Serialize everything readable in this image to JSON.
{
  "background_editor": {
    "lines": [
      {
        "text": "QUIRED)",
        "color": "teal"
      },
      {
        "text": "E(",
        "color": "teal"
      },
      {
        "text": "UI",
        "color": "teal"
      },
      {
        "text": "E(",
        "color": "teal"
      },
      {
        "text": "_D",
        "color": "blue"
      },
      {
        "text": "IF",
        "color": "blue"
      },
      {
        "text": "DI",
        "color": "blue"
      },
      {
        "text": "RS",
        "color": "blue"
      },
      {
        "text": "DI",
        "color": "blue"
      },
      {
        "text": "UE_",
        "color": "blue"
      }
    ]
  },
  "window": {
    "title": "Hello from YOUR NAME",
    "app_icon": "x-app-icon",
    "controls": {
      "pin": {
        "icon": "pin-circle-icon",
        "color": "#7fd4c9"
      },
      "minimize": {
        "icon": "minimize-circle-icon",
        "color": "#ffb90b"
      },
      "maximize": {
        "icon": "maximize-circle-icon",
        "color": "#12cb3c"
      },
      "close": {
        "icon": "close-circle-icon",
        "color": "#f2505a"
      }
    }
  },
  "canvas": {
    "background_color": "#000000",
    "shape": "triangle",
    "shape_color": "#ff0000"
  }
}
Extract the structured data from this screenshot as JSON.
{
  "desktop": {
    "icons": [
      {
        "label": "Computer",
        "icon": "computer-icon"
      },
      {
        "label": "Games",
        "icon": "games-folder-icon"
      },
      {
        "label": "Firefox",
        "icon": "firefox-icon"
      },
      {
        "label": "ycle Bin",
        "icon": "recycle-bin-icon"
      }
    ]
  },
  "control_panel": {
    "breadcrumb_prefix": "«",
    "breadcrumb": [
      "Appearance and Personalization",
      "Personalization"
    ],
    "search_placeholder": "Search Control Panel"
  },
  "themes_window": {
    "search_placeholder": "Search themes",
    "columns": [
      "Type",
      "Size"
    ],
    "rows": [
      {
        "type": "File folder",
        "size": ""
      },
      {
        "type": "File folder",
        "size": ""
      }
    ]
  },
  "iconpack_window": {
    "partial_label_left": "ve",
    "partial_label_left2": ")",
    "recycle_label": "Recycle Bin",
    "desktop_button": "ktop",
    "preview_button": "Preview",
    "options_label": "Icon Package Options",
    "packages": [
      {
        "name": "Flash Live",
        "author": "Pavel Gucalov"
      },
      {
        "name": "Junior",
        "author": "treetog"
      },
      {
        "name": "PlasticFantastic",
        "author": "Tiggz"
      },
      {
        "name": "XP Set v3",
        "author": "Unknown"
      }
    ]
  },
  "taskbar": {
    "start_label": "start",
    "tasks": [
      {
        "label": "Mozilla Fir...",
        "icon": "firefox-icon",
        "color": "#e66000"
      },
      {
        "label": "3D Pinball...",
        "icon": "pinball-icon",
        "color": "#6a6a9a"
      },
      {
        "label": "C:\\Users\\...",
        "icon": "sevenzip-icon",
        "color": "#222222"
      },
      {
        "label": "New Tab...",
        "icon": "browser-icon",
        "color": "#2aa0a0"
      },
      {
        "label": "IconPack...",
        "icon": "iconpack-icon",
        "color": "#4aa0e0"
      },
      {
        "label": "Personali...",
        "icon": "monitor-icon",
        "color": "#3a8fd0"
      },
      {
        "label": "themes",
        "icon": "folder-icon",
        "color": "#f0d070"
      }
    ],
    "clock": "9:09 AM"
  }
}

= = = =

Written problem:
The records above should be duplicated in full, exactly as given.

Answer in full:
Serialize everything readable in this image to JSON.
{
  "background_editor": {
    "lines": [
      {
        "text": "QUIRED)",
        "color": "teal"
      },
      {
        "text": "E(",
        "color": "teal"
      },
      {
        "text": "UI",
        "color": "teal"
      },
      {
        "text": "E(",
        "color": "teal"
      },
      {
        "text": "_D",
        "color": "blue"
      },
      {
        "text": "IF",
        "color": "blue"
      },
      {
        "text": "DI",
        "color": "blue"
      },
      {
        "text": "RS",
        "color": "blue"
      },
      {
        "text": "DI",
        "color": "blue"
      },
      {
        "text": "UE_",
        "color": "blue"
      }
    ]
  },
  "window": {
    "title": "Hello from YOUR NAME",
    "app_icon": "x-app-icon",
    "controls": {
      "pin": {
        "icon": "pin-circle-icon",
        "color": "#7fd4c9"
      },
      "minimize": {
        "icon": "minimize-circle-icon",
        "color": "#ffb90b"
      },
      "maximize": {
        "icon": "maximize-circle-icon",
        "color": "#12cb3c"
      },
      "close": {
        "icon": "close-circle-icon",
        "color": "#f2505a"
      }
    }
  },
  "canvas": {
    "background_color": "#000000",
    "shape": "triangle",
    "shape_color": "#ff0000"
  }
}
Extract the structured data from this screenshot as JSON.
{
  "desktop": {
    "icons": [
      {
        "label": "Computer",
        "icon": "computer-icon"
      },
      {
        "label": "Games",
        "icon": "games-folder-icon"
      },
      {
        "label": "Firefox",
        "icon": "firefox-icon"
      },
      {
        "label": "ycle Bin",
        "icon": "recycle-bin-icon"
      }
    ]
  },
  "control_panel": {
    "breadcrumb_prefix": "«",
    "breadcrumb": [
      "Appearance and Personalization",
      "Personalization"
    ],
    "search_placeholder": "Search Control Panel"
  },
  "themes_window": {
    "search_placeholder": "Search themes",
    "columns": [
      "Type",
      "Size"
    ],
    "rows": [
      {
        "type": "File folder",
        "size": ""
      },
      {
        "type": "File folder",
        "size": ""
      }
    ]
  },
  "iconpack_window": {
    "partial_label_left": "ve",
    "partial_label_left2": ")",
    "recycle_label": "Recycle Bin",
    "desktop_button": "ktop",
    "preview_button": "Preview",
    "options_label": "Icon Package Options",
    "packages": [
      {
        "name": "Flash Live",
        "author": "Pavel Gucalov"
      },
      {
        "name": "Junior",
        "author": "treetog"
      },
      {
        "name": "PlasticFantastic",
        "author": "Tiggz"
      },
      {
        "name": "XP Set v3",
        "author": "Unknown"
      }
    ]
  },
  "taskbar": {
    "start_label": "start",
    "tasks": [
      {
        "label": "Mozilla Fir...",
        "icon": "firefox-icon",
        "color": "#e66000"
      },
      {
        "label": "3D Pinball...",
        "icon": "pinball-icon",
        "color": "#6a6a9a"
      },
      {
        "label": "C:\\Users\\...",
        "icon": "sevenzip-icon",
        "color": "#222222"
      },
      {
        "label": "New Tab...",
        "icon": "browser-icon",
        "color": "#2aa0a0"
      },
      {
        "label": "IconPack...",
        "icon": "iconpack-icon",
        "color": "#4aa0e0"
      },
      {
        "label": "Personali...",
        "icon": "monitor-icon",
        "color": "#3a8fd0"
      },
      {
        "label": "themes",
        "icon": "folder-icon",
        "color": "#f0d070"
      }
    ],
    "clock": "9:09 AM"
  }
}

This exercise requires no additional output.